[begin Task material]
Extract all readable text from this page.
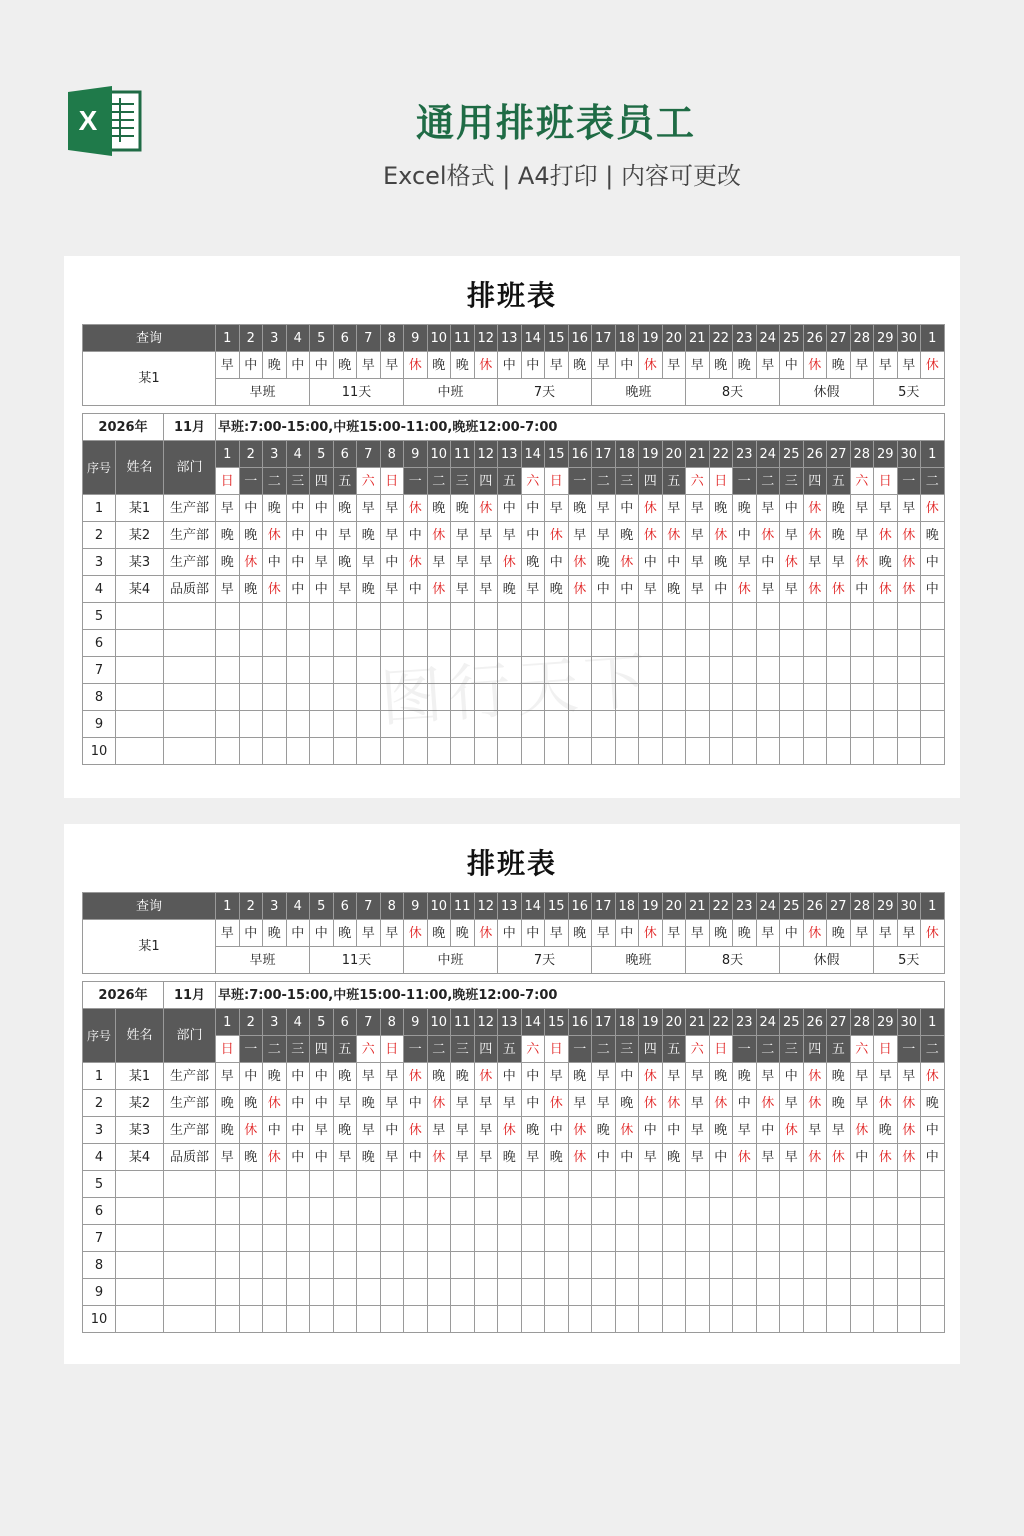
X	通用排班表员工
Excel格式 | A4打印 | 内容可更改
排班表
查询			1	2	3	4	5	6	7	8	9	10	11	12	13	14	15	16	17	18	19	20	21	22	23	24	25	26	27	28	29	30	1
某1			早	中	晚	中	中	晚	早	早	休	晚	晚	休	中	中	早	晚	早	中	休	早	早	晚	晚	早	中	休	晚	早	早	早	休
			早班				11天				中班				7天				晚班				8天				休假				5天		

2026年		11月	早班:7:00-15:00,中班15:00-11:00,晚班12:00-7:00																														
序号	姓名	部门	1	2	3	4	5	6	7	8	9	10	11	12	13	14	15	16	17	18	19	20	21	22	23	24	25	26	27	28	29	30	1
			日	一	二	三	四	五	六	日	一	二	三	四	五	六	日	一	二	三	四	五	六	日	一	二	三	四	五	六	日	一	二
1	某1	生产部	早	中	晚	中	中	晚	早	早	休	晚	晚	休	中	中	早	晚	早	中	休	早	早	晚	晚	早	中	休	晚	早	早	早	休
2	某2	生产部	晚	晚	休	中	中	早	晚	早	中	休	早	早	早	中	休	早	早	晚	休	休	早	休	中	休	早	休	晚	早	休	休	晚
3	某3	生产部	晚	休	中	中	早	晚	早	中	休	早	早	早	休	晚	中	休	晚	休	中	中	早	晚	早	中	休	早	早	休	晚	休	中
4	某4	品质部	早	晚	休	中	中	早	晚	早	中	休	早	早	晚	早	晚	休	中	中	早	晚	早	中	休	早	早	休	休	中	休	休	中
5																																	
6																																	
7																																	
8																																	
9																																	
10																																	
排班表
查询			1	2	3	4	5	6	7	8	9	10	11	12	13	14	15	16	17	18	19	20	21	22	23	24	25	26	27	28	29	30	1
某1			早	中	晚	中	中	晚	早	早	休	晚	晚	休	中	中	早	晚	早	中	休	早	早	晚	晚	早	中	休	晚	早	早	早	休
			早班				11天				中班				7天				晚班				8天				休假				5天		

2026年		11月	早班:7:00-15:00,中班15:00-11:00,晚班12:00-7:00																														
序号	姓名	部门	1	2	3	4	5	6	7	8	9	10	11	12	13	14	15	16	17	18	19	20	21	22	23	24	25	26	27	28	29	30	1
			日	一	二	三	四	五	六	日	一	二	三	四	五	六	日	一	二	三	四	五	六	日	一	二	三	四	五	六	日	一	二
1	某1	生产部	早	中	晚	中	中	晚	早	早	休	晚	晚	休	中	中	早	晚	早	中	休	早	早	晚	晚	早	中	休	晚	早	早	早	休
2	某2	生产部	晚	晚	休	中	中	早	晚	早	中	休	早	早	早	中	休	早	早	晚	休	休	早	休	中	休	早	休	晚	早	休	休	晚
3	某3	生产部	晚	休	中	中	早	晚	早	中	休	早	早	早	休	晚	中	休	晚	休	中	中	早	晚	早	中	休	早	早	休	晚	休	中
4	某4	品质部	早	晚	休	中	中	早	晚	早	中	休	早	早	晚	早	晚	休	中	中	早	晚	早	中	休	早	早	休	休	中	休	休	中
5																																	
6																																	
7																																	
8																																	
9																																	
10																																	
图行天下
[end Task material]
What to work on: All records should be output exactly, with the pictures left out.

In response:
Extract all readable text from this page.
X	通用排班表员工
Excel格式 | A4打印 | 内容可更改
排班表
查询			1	2	3	4	5	6	7	8	9	10	11	12	13	14	15	16	17	18	19	20	21	22	23	24	25	26	27	28	29	30	1
某1			早	中	晚	中	中	晚	早	早	休	晚	晚	休	中	中	早	晚	早	中	休	早	早	晚	晚	早	中	休	晚	早	早	早	休
			早班				11天				中班				7天				晚班				8天				休假				5天		

2026年		11月	早班:7:00-15:00,中班15:00-11:00,晚班12:00-7:00																														
序号	姓名	部门	1	2	3	4	5	6	7	8	9	10	11	12	13	14	15	16	17	18	19	20	21	22	23	24	25	26	27	28	29	30	1
			日	一	二	三	四	五	六	日	一	二	三	四	五	六	日	一	二	三	四	五	六	日	一	二	三	四	五	六	日	一	二
1	某1	生产部	早	中	晚	中	中	晚	早	早	休	晚	晚	休	中	中	早	晚	早	中	休	早	早	晚	晚	早	中	休	晚	早	早	早	休
2	某2	生产部	晚	晚	休	中	中	早	晚	早	中	休	早	早	早	中	休	早	早	晚	休	休	早	休	中	休	早	休	晚	早	休	休	晚
3	某3	生产部	晚	休	中	中	早	晚	早	中	休	早	早	早	休	晚	中	休	晚	休	中	中	早	晚	早	中	休	早	早	休	晚	休	中
4	某4	品质部	早	晚	休	中	中	早	晚	早	中	休	早	早	晚	早	晚	休	中	中	早	晚	早	中	休	早	早	休	休	中	休	休	中
5																																	
6																																	
7																																	
8																																	
9																																	
10																																	
排班表
查询			1	2	3	4	5	6	7	8	9	10	11	12	13	14	15	16	17	18	19	20	21	22	23	24	25	26	27	28	29	30	1
某1			早	中	晚	中	中	晚	早	早	休	晚	晚	休	中	中	早	晚	早	中	休	早	早	晚	晚	早	中	休	晚	早	早	早	休
			早班				11天				中班				7天				晚班				8天				休假				5天		

2026年		11月	早班:7:00-15:00,中班15:00-11:00,晚班12:00-7:00																														
序号	姓名	部门	1	2	3	4	5	6	7	8	9	10	11	12	13	14	15	16	17	18	19	20	21	22	23	24	25	26	27	28	29	30	1
			日	一	二	三	四	五	六	日	一	二	三	四	五	六	日	一	二	三	四	五	六	日	一	二	三	四	五	六	日	一	二
1	某1	生产部	早	中	晚	中	中	晚	早	早	休	晚	晚	休	中	中	早	晚	早	中	休	早	早	晚	晚	早	中	休	晚	早	早	早	休
2	某2	生产部	晚	晚	休	中	中	早	晚	早	中	休	早	早	早	中	休	早	早	晚	休	休	早	休	中	休	早	休	晚	早	休	休	晚
3	某3	生产部	晚	休	中	中	早	晚	早	中	休	早	早	早	休	晚	中	休	晚	休	中	中	早	晚	早	中	休	早	早	休	晚	休	中
4	某4	品质部	早	晚	休	中	中	早	晚	早	中	休	早	早	晚	早	晚	休	中	中	早	晚	早	中	休	早	早	休	休	中	休	休	中
5																																	
6																																	
7																																	
8																																	
9																																	
10																																	
图行天下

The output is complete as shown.